Without including any images, repeat the data exactly.

• **SUPPLIED RECORDS**
** start **

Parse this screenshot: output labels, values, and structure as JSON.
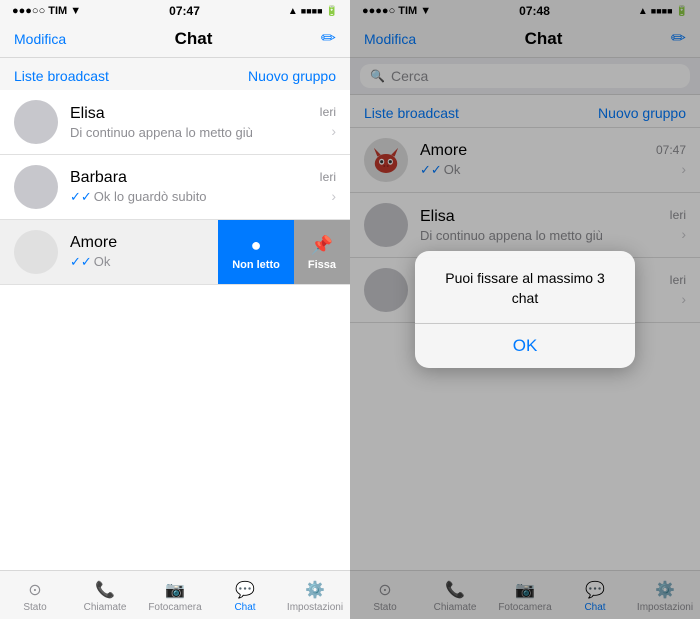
{
  "left": {
    "statusBar": {
      "carrier": "●●●○○ TIM ▼",
      "time": "07:47",
      "icons": "▲ ■ 🔋"
    },
    "navBar": {
      "leftLabel": "Modifica",
      "title": "Chat",
      "rightIcon": "✏️"
    },
    "broadcastLabel": "Liste broadcast",
    "newGroupLabel": "Nuovo gruppo",
    "chats": [
      {
        "name": "Elisa",
        "preview": "Di continuo appena lo metto giù",
        "time": "Ieri",
        "hasDoubleCheck": false
      },
      {
        "name": "Barbara",
        "preview": "Ok lo guardò subito",
        "time": "Ieri",
        "hasDoubleCheck": true
      }
    ],
    "amoreChat": {
      "name": "Amore",
      "preview": "Ok",
      "hasDoubleCheck": true
    },
    "swipeUnreadLabel": "Non letto",
    "swipePinLabel": "Fissa",
    "tabBar": {
      "items": [
        {
          "label": "Stato",
          "icon": "⊙",
          "active": false
        },
        {
          "label": "Chiamate",
          "icon": "📞",
          "active": false
        },
        {
          "label": "Fotocamera",
          "icon": "📷",
          "active": false
        },
        {
          "label": "Chat",
          "icon": "💬",
          "active": true
        },
        {
          "label": "Impostazioni",
          "icon": "⚙️",
          "active": false
        }
      ]
    }
  },
  "right": {
    "statusBar": {
      "carrier": "●●●●○ TIM ▼",
      "time": "07:48",
      "icons": "▲ ■ 🔋"
    },
    "navBar": {
      "leftLabel": "Modifica",
      "title": "Chat",
      "rightIcon": "✏️"
    },
    "searchPlaceholder": "Cerca",
    "broadcastLabel": "Liste broadcast",
    "newGroupLabel": "Nuovo gruppo",
    "chats": [
      {
        "name": "Amore",
        "preview": "Ok",
        "time": "07:47",
        "hasDoubleCheck": true,
        "hasDevilAvatar": true
      },
      {
        "name": "Elisa",
        "preview": "Di continuo appena lo metto giù",
        "time": "Ieri",
        "hasDoubleCheck": false
      },
      {
        "name": "",
        "preview": "",
        "time": "Ieri",
        "hasDoubleCheck": false
      }
    ],
    "alert": {
      "message": "Puoi fissare al massimo 3 chat",
      "confirmLabel": "OK"
    },
    "tabBar": {
      "items": [
        {
          "label": "Stato",
          "icon": "⊙",
          "active": false
        },
        {
          "label": "Chiamate",
          "icon": "📞",
          "active": false
        },
        {
          "label": "Fotocamera",
          "icon": "📷",
          "active": false
        },
        {
          "label": "Chat",
          "icon": "💬",
          "active": true
        },
        {
          "label": "Impostazioni",
          "icon": "⚙️",
          "active": false
        }
      ]
    }
  }
}
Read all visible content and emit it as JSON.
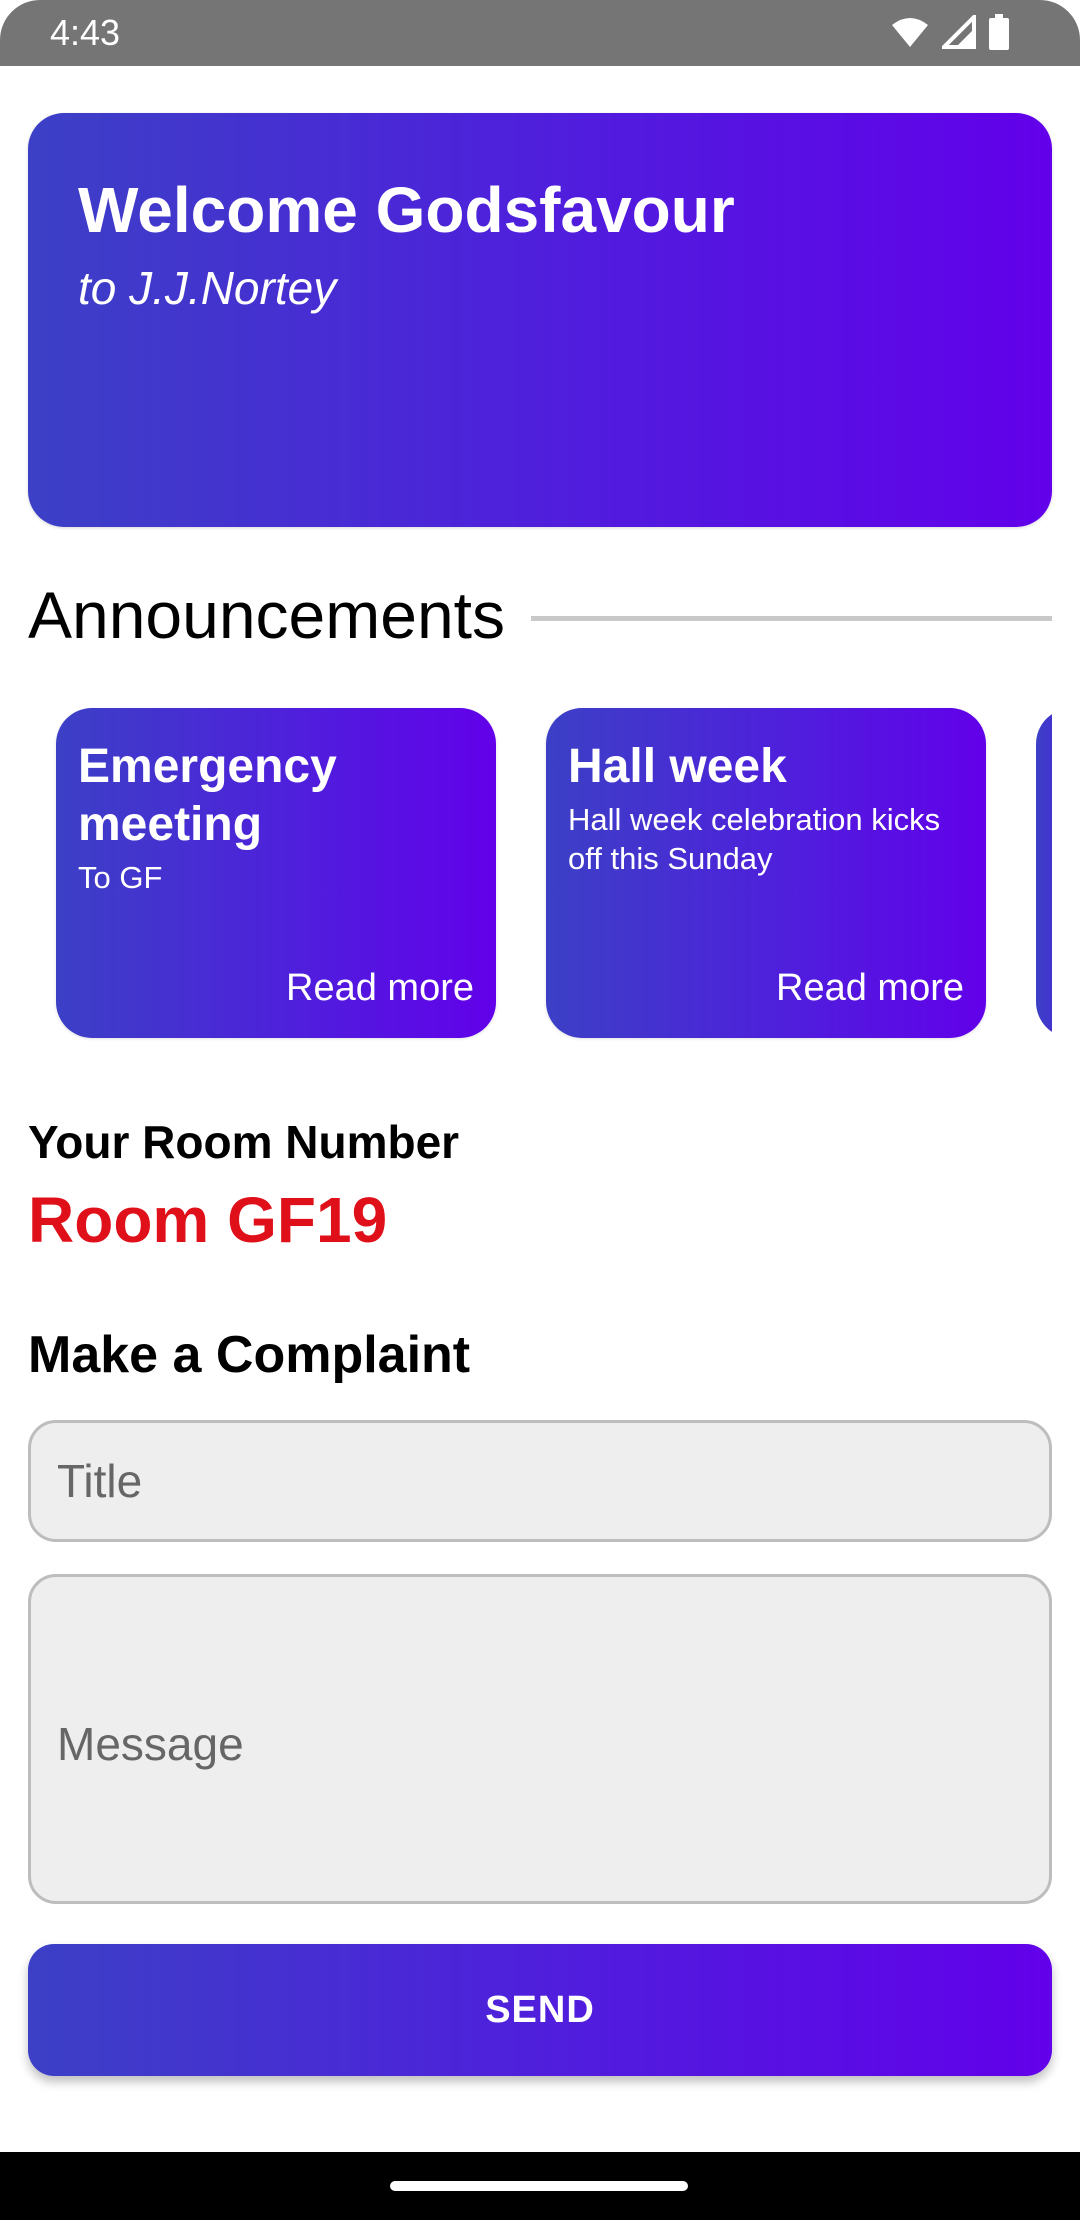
{
  "status_bar": {
    "time": "4:43",
    "icons": [
      "wifi-icon",
      "cell-signal-icon",
      "battery-icon"
    ]
  },
  "welcome": {
    "title": "Welcome Godsfavour",
    "subtitle": "to J.J.Nortey"
  },
  "announcements": {
    "heading": "Announcements",
    "items": [
      {
        "title": "Emergency meeting",
        "body": "To GF",
        "link": "Read more"
      },
      {
        "title": "Hall week",
        "body": "Hall week celebration kicks off this Sunday",
        "link": "Read more"
      }
    ]
  },
  "room": {
    "label": "Your Room Number",
    "value": "Room GF19"
  },
  "complaint": {
    "heading": "Make a Complaint",
    "title_placeholder": "Title",
    "message_placeholder": "Message",
    "send_label": "SEND"
  },
  "colors": {
    "gradient_start": "#3c40c6",
    "gradient_end": "#6200ea",
    "room_value": "#e0101a"
  }
}
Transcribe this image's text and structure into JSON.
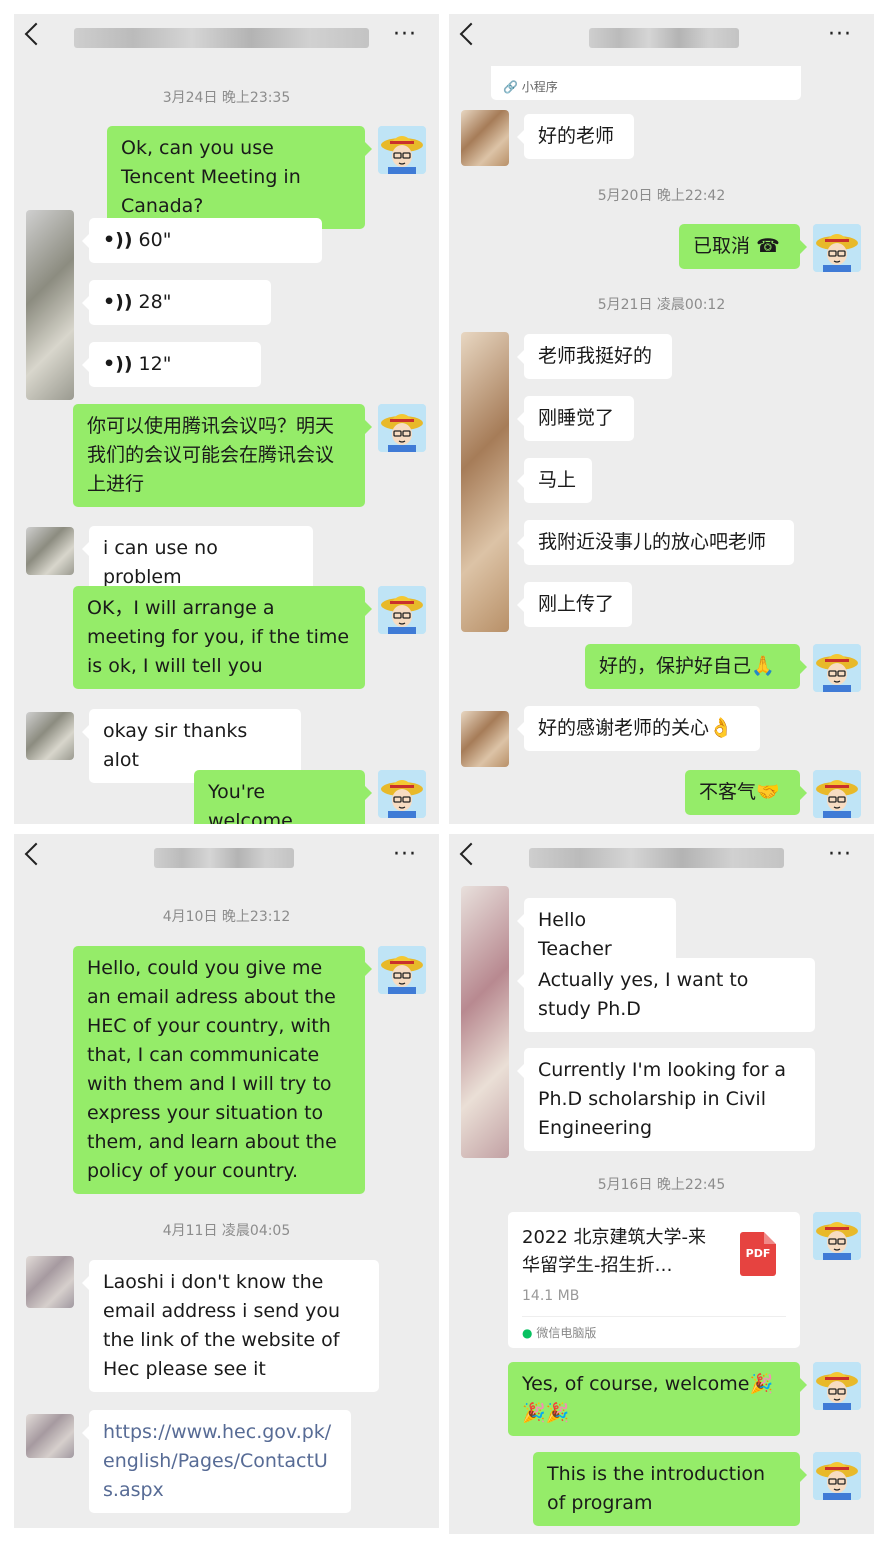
{
  "ui": {
    "more": "···",
    "pdf": "PDF"
  },
  "p1": {
    "timestamp": "3月24日 晚上23:35",
    "m1": "Ok, can you use Tencent Meeting in Canada?",
    "v1": "60\"",
    "v2": "28\"",
    "v3": "12\"",
    "m2": "你可以使用腾讯会议吗？明天我们的会议可能会在腾讯会议上进行",
    "m3": "i can use no problem",
    "m4": "OK，I will arrange a meeting for you, if the time is ok, I will tell you",
    "m5": "okay sir thanks alot",
    "m6": "You're welcome"
  },
  "p2": {
    "miniprogram": "小程序",
    "m1": "好的老师",
    "ts1": "5月20日 晚上22:42",
    "m2": "已取消",
    "ts2": "5月21日 凌晨00:12",
    "m3": "老师我挺好的",
    "m4": "刚睡觉了",
    "m5": "马上",
    "m6": "我附近没事儿的放心吧老师",
    "m7": "刚上传了",
    "m8": "好的，保护好自己🙏",
    "m9": "好的感谢老师的关心👌",
    "m10": "不客气🤝"
  },
  "p3": {
    "ts1": "4月10日 晚上23:12",
    "m1": "Hello, could you give me an email adress about the HEC of your country, with that, I can communicate with them and I will try to express your   situation to them, and learn about the policy of your country.",
    "ts2": "4月11日 凌晨04:05",
    "m2": "Laoshi i don't know the email address i send you the link of the website of Hec please see it",
    "m3": "https://www.hec.gov.pk/english/Pages/ContactUs.aspx"
  },
  "p4": {
    "m1": "Hello Teacher",
    "m2": "Actually yes, I want to study Ph.D",
    "m3": "Currently I'm looking for a Ph.D scholarship in Civil Engineering",
    "ts": "5月16日 晚上22:45",
    "file_name": "2022 北京建筑大学-来华留学生-招生折…",
    "file_size": "14.1 MB",
    "file_source": "微信电脑版",
    "m4": "Yes, of course, welcome🎉🎉🎉",
    "m5": "This is the introduction of program"
  }
}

** end **

• **EXPECTED ANSWER**
Parse this screenshot: output labels, values, and structure as JSON.
{
  "left": {
    "statusBar": {
      "carrier": "●●●○○ TIM ▼",
      "time": "07:47",
      "icons": "▲ ■ 🔋"
    },
    "navBar": {
      "leftLabel": "Modifica",
      "title": "Chat",
      "rightIcon": "✏️"
    },
    "broadcastLabel": "Liste broadcast",
    "newGroupLabel": "Nuovo gruppo",
    "chats": [
      {
        "name": "Elisa",
        "preview": "Di continuo appena lo metto giù",
        "time": "Ieri",
        "hasDoubleCheck": false
      },
      {
        "name": "Barbara",
        "preview": "Ok lo guardò subito",
        "time": "Ieri",
        "hasDoubleCheck": true
      }
    ],
    "amoreChat": {
      "name": "Amore",
      "preview": "Ok",
      "hasDoubleCheck": true
    },
    "swipeUnreadLabel": "Non letto",
    "swipePinLabel": "Fissa",
    "tabBar": {
      "items": [
        {
          "label": "Stato",
          "icon": "⊙",
          "active": false
        },
        {
          "label": "Chiamate",
          "icon": "📞",
          "active": false
        },
        {
          "label": "Fotocamera",
          "icon": "📷",
          "active": false
        },
        {
          "label": "Chat",
          "icon": "💬",
          "active": true
        },
        {
          "label": "Impostazioni",
          "icon": "⚙️",
          "active": false
        }
      ]
    }
  },
  "right": {
    "statusBar": {
      "carrier": "●●●●○ TIM ▼",
      "time": "07:48",
      "icons": "▲ ■ 🔋"
    },
    "navBar": {
      "leftLabel": "Modifica",
      "title": "Chat",
      "rightIcon": "✏️"
    },
    "searchPlaceholder": "Cerca",
    "broadcastLabel": "Liste broadcast",
    "newGroupLabel": "Nuovo gruppo",
    "chats": [
      {
        "name": "Amore",
        "preview": "Ok",
        "time": "07:47",
        "hasDoubleCheck": true,
        "hasDevilAvatar": true
      },
      {
        "name": "Elisa",
        "preview": "Di continuo appena lo metto giù",
        "time": "Ieri",
        "hasDoubleCheck": false
      },
      {
        "name": "",
        "preview": "",
        "time": "Ieri",
        "hasDoubleCheck": false
      }
    ],
    "alert": {
      "message": "Puoi fissare al massimo 3 chat",
      "confirmLabel": "OK"
    },
    "tabBar": {
      "items": [
        {
          "label": "Stato",
          "icon": "⊙",
          "active": false
        },
        {
          "label": "Chiamate",
          "icon": "📞",
          "active": false
        },
        {
          "label": "Fotocamera",
          "icon": "📷",
          "active": false
        },
        {
          "label": "Chat",
          "icon": "💬",
          "active": true
        },
        {
          "label": "Impostazioni",
          "icon": "⚙️",
          "active": false
        }
      ]
    }
  }
}
Read all visible content and emit it as JSON.
{
  "status_bar": {
    "time": "4:43",
    "icons": [
      "wifi-icon",
      "cell-signal-icon",
      "battery-icon"
    ]
  },
  "welcome": {
    "title": "Welcome Godsfavour",
    "subtitle": "to J.J.Nortey"
  },
  "announcements": {
    "heading": "Announcements",
    "items": [
      {
        "title": "Emergency meeting",
        "body": "To GF",
        "link": "Read more"
      },
      {
        "title": "Hall week",
        "body": "Hall week celebration kicks off this Sunday",
        "link": "Read more"
      }
    ]
  },
  "room": {
    "label": "Your Room Number",
    "value": "Room GF19"
  },
  "complaint": {
    "heading": "Make a Complaint",
    "title_placeholder": "Title",
    "message_placeholder": "Message",
    "send_label": "SEND"
  },
  "colors": {
    "gradient_start": "#3c40c6",
    "gradient_end": "#6200ea",
    "room_value": "#e0101a"
  }
}
Transcribe this image's text and structure into JSON.
{
  "ui": {
    "more": "···",
    "pdf": "PDF"
  },
  "p1": {
    "timestamp": "3月24日 晚上23:35",
    "m1": "Ok, can you use Tencent Meeting in Canada?",
    "v1": "60\"",
    "v2": "28\"",
    "v3": "12\"",
    "m2": "你可以使用腾讯会议吗？明天我们的会议可能会在腾讯会议上进行",
    "m3": "i can use no problem",
    "m4": "OK，I will arrange a meeting for you, if the time is ok, I will tell you",
    "m5": "okay sir thanks alot",
    "m6": "You're welcome"
  },
  "p2": {
    "miniprogram": "小程序",
    "m1": "好的老师",
    "ts1": "5月20日 晚上22:42",
    "m2": "已取消",
    "ts2": "5月21日 凌晨00:12",
    "m3": "老师我挺好的",
    "m4": "刚睡觉了",
    "m5": "马上",
    "m6": "我附近没事儿的放心吧老师",
    "m7": "刚上传了",
    "m8": "好的，保护好自己🙏",
    "m9": "好的感谢老师的关心👌",
    "m10": "不客气🤝"
  },
  "p3": {
    "ts1": "4月10日 晚上23:12",
    "m1": "Hello, could you give me an email adress about the HEC of your country, with that, I can communicate with them and I will try to express your   situation to them, and learn about the policy of your country.",
    "ts2": "4月11日 凌晨04:05",
    "m2": "Laoshi i don't know the email address i send you the link of the website of Hec please see it",
    "m3": "https://www.hec.gov.pk/english/Pages/ContactUs.aspx"
  },
  "p4": {
    "m1": "Hello Teacher",
    "m2": "Actually yes, I want to study Ph.D",
    "m3": "Currently I'm looking for a Ph.D scholarship in Civil Engineering",
    "ts": "5月16日 晚上22:45",
    "file_name": "2022 北京建筑大学-来华留学生-招生折…",
    "file_size": "14.1 MB",
    "file_source": "微信电脑版",
    "m4": "Yes, of course, welcome🎉🎉🎉",
    "m5": "This is the introduction of program"
  }
}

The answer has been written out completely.